## BEGIN Provided records

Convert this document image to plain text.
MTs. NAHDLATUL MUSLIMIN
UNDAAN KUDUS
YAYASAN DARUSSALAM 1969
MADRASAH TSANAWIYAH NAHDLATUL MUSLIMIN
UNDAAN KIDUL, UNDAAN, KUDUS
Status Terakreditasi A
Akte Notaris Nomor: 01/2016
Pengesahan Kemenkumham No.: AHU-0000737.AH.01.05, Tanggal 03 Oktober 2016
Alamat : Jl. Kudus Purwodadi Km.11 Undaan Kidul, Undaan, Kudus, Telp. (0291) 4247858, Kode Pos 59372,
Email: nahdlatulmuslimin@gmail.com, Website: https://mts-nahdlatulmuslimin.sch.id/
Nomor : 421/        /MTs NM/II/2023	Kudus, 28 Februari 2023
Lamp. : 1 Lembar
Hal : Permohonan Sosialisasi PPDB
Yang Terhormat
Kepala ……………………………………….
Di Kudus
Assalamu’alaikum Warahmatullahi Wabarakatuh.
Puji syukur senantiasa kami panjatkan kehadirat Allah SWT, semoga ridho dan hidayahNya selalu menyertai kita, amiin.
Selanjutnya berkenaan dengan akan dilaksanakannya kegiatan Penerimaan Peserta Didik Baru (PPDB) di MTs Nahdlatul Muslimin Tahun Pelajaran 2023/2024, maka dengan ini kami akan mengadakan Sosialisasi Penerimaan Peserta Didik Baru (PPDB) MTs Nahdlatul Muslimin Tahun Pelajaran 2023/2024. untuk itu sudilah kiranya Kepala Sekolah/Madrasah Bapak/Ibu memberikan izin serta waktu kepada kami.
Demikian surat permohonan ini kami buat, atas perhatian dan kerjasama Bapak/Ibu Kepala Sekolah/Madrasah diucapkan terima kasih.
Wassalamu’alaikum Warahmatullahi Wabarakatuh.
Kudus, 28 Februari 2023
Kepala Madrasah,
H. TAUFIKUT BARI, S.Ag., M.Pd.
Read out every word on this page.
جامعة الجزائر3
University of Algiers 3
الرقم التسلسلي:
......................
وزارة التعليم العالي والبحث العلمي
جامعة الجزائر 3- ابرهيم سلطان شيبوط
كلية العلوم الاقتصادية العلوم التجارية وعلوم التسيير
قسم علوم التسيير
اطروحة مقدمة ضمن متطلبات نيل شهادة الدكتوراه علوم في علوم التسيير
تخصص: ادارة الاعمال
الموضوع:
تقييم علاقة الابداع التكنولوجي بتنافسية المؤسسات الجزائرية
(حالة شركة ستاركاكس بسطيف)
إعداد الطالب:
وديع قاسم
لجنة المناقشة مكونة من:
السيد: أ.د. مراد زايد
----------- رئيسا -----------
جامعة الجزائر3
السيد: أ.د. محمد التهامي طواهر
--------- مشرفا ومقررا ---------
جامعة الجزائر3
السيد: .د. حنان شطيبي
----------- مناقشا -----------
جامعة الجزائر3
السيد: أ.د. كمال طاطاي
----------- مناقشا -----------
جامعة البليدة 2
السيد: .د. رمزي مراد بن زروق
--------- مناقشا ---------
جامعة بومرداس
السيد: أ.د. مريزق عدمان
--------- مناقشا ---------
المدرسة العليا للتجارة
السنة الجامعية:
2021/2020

## END Provided records

## [Written instruction]
Look through the material above and work out how many of its lines contain "Warahmatullahi". State the number only.

## [Solution]
2